Problem: Emit the line that holds "Extract the structured" and all lines following it through the end of the data, verbatim, and nothing else.

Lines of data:
········

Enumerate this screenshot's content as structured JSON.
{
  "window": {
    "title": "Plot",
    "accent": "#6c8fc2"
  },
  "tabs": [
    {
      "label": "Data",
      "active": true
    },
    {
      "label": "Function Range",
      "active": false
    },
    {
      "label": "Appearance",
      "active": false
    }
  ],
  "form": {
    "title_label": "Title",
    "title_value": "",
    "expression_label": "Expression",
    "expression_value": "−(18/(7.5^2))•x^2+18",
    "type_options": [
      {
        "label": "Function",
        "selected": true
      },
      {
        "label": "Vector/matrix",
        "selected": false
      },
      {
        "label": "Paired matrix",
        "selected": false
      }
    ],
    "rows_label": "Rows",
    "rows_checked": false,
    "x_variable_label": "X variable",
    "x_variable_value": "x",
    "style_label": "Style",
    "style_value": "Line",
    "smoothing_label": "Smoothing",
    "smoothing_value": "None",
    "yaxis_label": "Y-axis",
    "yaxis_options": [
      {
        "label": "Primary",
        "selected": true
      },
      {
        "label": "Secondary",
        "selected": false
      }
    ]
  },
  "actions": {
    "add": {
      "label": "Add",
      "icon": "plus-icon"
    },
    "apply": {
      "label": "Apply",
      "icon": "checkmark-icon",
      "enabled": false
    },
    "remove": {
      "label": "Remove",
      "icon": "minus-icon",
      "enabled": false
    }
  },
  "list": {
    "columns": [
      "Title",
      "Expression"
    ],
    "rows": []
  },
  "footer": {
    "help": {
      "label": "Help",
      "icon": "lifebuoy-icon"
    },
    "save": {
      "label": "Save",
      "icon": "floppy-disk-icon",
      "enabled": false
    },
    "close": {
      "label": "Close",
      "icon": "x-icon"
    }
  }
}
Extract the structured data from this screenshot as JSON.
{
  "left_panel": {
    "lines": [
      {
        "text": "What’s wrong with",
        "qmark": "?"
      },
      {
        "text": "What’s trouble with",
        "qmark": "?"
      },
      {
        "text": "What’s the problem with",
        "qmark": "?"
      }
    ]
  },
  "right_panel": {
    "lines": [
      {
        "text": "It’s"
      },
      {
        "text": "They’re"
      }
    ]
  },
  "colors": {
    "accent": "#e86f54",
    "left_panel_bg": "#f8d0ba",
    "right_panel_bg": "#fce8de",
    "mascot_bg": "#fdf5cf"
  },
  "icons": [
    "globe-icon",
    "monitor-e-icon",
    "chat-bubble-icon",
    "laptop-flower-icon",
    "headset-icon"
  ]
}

········

Solution to the problem:
Extract the structured data from this screenshot as JSON.
{
  "left_panel": {
    "lines": [
      {
        "text": "What’s wrong with",
        "qmark": "?"
      },
      {
        "text": "What’s trouble with",
        "qmark": "?"
      },
      {
        "text": "What’s the problem with",
        "qmark": "?"
      }
    ]
  },
  "right_panel": {
    "lines": [
      {
        "text": "It’s"
      },
      {
        "text": "They’re"
      }
    ]
  },
  "colors": {
    "accent": "#e86f54",
    "left_panel_bg": "#f8d0ba",
    "right_panel_bg": "#fce8de",
    "mascot_bg": "#fdf5cf"
  },
  "icons": [
    "globe-icon",
    "monitor-e-icon",
    "chat-bubble-icon",
    "laptop-flower-icon",
    "headset-icon"
  ]
}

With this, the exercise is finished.